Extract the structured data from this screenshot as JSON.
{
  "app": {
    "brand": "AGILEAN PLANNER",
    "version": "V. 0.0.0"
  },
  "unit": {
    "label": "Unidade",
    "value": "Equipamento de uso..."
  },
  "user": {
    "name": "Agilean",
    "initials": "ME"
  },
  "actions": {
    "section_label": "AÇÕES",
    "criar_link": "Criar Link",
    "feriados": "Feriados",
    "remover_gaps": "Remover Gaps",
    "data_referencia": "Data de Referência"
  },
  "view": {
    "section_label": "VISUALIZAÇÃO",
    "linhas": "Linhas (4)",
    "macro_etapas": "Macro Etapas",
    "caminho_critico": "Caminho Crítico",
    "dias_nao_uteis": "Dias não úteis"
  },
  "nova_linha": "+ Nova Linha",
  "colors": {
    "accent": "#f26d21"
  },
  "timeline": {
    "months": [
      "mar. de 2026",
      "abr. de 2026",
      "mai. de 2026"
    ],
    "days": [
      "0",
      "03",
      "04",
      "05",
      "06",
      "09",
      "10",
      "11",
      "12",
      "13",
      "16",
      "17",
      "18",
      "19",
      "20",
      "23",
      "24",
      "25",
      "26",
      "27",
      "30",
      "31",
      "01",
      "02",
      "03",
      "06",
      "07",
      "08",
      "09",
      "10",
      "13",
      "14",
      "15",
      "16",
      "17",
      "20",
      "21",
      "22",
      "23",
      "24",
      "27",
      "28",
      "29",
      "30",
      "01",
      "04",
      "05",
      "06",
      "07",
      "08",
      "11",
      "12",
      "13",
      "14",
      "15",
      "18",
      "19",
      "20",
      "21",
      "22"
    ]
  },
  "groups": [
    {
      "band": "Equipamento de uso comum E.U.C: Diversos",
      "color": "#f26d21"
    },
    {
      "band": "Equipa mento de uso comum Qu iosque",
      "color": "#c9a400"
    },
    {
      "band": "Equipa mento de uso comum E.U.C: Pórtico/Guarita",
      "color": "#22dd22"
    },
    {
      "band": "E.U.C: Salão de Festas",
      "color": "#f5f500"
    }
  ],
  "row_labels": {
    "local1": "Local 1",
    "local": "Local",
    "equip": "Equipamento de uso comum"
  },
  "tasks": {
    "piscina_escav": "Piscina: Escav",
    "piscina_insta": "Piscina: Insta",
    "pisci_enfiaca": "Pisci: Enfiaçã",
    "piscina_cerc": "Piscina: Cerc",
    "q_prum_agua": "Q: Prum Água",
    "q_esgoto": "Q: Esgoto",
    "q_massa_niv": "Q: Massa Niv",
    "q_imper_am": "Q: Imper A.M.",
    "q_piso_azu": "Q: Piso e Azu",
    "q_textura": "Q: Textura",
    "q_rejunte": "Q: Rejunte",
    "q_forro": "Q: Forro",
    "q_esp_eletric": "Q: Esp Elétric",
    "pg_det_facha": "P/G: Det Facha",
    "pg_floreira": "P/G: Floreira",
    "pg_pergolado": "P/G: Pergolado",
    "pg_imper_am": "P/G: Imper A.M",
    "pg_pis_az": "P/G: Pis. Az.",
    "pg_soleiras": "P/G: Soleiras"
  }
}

-*-*-

▶ What the task requires: Your task is to repeat each line of the material exactly.

▶ Final answer:
Extract the structured data from this screenshot as JSON.
{
  "app": {
    "brand": "AGILEAN PLANNER",
    "version": "V. 0.0.0"
  },
  "unit": {
    "label": "Unidade",
    "value": "Equipamento de uso..."
  },
  "user": {
    "name": "Agilean",
    "initials": "ME"
  },
  "actions": {
    "section_label": "AÇÕES",
    "criar_link": "Criar Link",
    "feriados": "Feriados",
    "remover_gaps": "Remover Gaps",
    "data_referencia": "Data de Referência"
  },
  "view": {
    "section_label": "VISUALIZAÇÃO",
    "linhas": "Linhas (4)",
    "macro_etapas": "Macro Etapas",
    "caminho_critico": "Caminho Crítico",
    "dias_nao_uteis": "Dias não úteis"
  },
  "nova_linha": "+ Nova Linha",
  "colors": {
    "accent": "#f26d21"
  },
  "timeline": {
    "months": [
      "mar. de 2026",
      "abr. de 2026",
      "mai. de 2026"
    ],
    "days": [
      "0",
      "03",
      "04",
      "05",
      "06",
      "09",
      "10",
      "11",
      "12",
      "13",
      "16",
      "17",
      "18",
      "19",
      "20",
      "23",
      "24",
      "25",
      "26",
      "27",
      "30",
      "31",
      "01",
      "02",
      "03",
      "06",
      "07",
      "08",
      "09",
      "10",
      "13",
      "14",
      "15",
      "16",
      "17",
      "20",
      "21",
      "22",
      "23",
      "24",
      "27",
      "28",
      "29",
      "30",
      "01",
      "04",
      "05",
      "06",
      "07",
      "08",
      "11",
      "12",
      "13",
      "14",
      "15",
      "18",
      "19",
      "20",
      "21",
      "22"
    ]
  },
  "groups": [
    {
      "band": "Equipamento de uso comum E.U.C: Diversos",
      "color": "#f26d21"
    },
    {
      "band": "Equipa mento de uso comum Qu iosque",
      "color": "#c9a400"
    },
    {
      "band": "Equipa mento de uso comum E.U.C: Pórtico/Guarita",
      "color": "#22dd22"
    },
    {
      "band": "E.U.C: Salão de Festas",
      "color": "#f5f500"
    }
  ],
  "row_labels": {
    "local1": "Local 1",
    "local": "Local",
    "equip": "Equipamento de uso comum"
  },
  "tasks": {
    "piscina_escav": "Piscina: Escav",
    "piscina_insta": "Piscina: Insta",
    "pisci_enfiaca": "Pisci: Enfiaçã",
    "piscina_cerc": "Piscina: Cerc",
    "q_prum_agua": "Q: Prum Água",
    "q_esgoto": "Q: Esgoto",
    "q_massa_niv": "Q: Massa Niv",
    "q_imper_am": "Q: Imper A.M.",
    "q_piso_azu": "Q: Piso e Azu",
    "q_textura": "Q: Textura",
    "q_rejunte": "Q: Rejunte",
    "q_forro": "Q: Forro",
    "q_esp_eletric": "Q: Esp Elétric",
    "pg_det_facha": "P/G: Det Facha",
    "pg_floreira": "P/G: Floreira",
    "pg_pergolado": "P/G: Pergolado",
    "pg_imper_am": "P/G: Imper A.M",
    "pg_pis_az": "P/G: Pis. Az.",
    "pg_soleiras": "P/G: Soleiras"
  }
}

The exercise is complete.